Task to carry out:
Pull out every line with the word "сборка" from the entries below.

Entries supplied:
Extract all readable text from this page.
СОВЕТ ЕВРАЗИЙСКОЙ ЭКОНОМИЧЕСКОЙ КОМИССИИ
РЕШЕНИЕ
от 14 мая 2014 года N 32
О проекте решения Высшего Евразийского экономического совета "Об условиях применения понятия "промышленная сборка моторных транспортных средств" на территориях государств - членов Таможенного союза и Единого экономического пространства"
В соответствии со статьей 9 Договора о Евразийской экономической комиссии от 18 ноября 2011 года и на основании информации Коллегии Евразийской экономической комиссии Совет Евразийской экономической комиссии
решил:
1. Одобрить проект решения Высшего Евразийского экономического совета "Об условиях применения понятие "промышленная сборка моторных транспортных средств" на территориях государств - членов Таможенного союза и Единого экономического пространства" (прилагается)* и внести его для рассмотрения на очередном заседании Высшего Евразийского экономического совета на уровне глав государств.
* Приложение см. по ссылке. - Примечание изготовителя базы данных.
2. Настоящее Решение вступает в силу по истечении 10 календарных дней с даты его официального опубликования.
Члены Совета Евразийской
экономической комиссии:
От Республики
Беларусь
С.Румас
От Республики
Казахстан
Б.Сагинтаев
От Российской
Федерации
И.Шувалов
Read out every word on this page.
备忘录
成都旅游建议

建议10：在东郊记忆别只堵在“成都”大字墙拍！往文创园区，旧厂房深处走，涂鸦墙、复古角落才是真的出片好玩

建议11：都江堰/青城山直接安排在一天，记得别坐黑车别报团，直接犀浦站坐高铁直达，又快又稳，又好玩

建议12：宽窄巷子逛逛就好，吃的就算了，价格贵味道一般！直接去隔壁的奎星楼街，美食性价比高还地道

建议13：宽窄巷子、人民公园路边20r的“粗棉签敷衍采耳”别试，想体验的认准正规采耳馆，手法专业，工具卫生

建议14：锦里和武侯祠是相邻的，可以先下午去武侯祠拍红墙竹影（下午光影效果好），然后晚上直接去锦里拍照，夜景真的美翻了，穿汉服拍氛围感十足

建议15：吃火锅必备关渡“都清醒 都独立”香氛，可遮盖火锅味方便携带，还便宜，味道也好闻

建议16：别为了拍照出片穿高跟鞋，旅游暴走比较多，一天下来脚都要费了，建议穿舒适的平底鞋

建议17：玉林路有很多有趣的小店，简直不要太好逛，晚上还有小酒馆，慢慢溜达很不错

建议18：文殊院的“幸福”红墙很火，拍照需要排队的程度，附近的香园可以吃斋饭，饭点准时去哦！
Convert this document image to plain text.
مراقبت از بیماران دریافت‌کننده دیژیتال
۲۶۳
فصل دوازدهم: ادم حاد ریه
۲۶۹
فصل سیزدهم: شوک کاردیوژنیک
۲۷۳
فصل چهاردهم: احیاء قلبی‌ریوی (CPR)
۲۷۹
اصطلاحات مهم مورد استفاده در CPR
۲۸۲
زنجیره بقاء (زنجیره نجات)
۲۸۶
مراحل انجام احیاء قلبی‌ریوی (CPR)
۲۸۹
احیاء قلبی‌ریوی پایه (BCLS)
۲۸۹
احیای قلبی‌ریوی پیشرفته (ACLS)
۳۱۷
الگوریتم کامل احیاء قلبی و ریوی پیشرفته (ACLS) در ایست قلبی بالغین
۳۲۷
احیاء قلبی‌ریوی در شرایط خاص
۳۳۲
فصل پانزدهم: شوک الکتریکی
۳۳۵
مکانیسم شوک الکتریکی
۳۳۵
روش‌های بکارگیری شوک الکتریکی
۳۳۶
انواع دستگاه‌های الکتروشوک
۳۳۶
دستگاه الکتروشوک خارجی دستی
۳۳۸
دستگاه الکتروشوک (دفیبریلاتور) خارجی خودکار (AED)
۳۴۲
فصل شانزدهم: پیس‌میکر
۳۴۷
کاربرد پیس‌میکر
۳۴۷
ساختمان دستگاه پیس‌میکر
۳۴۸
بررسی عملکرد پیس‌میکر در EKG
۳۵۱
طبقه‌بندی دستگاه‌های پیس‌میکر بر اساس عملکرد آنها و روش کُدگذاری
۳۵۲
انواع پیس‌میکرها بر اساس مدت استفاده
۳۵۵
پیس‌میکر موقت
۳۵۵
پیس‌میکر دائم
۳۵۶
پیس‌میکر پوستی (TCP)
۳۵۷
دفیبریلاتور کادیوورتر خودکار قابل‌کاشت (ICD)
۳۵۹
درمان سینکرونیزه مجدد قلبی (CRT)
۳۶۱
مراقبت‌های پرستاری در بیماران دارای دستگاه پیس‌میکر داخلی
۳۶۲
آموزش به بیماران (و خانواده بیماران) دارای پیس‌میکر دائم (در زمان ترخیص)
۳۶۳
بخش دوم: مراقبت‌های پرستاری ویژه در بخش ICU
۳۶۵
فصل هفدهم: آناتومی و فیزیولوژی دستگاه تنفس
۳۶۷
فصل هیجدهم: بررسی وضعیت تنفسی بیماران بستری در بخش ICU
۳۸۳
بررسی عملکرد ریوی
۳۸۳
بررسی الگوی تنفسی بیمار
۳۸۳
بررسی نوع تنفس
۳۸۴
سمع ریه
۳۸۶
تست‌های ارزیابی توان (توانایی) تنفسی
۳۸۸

Result for this task:
О проекте решения Высшего Евразийского экономического совета "Об условиях применения понятия "промышленная сборка моторных транспортных средств" на территориях государств - членов Таможенного союза и Единого экономического пространства"
1. Одобрить проект решения Высшего Евразийского экономического совета "Об условиях применения понятие "промышленная сборка моторных транспортных средств" на территориях государств - членов Таможенного союза и Единого экономического пространства" (прилагается)* и внести его для рассмотрения на очередном заседании Высшего Евразийского экономического совета на уровне глав государств.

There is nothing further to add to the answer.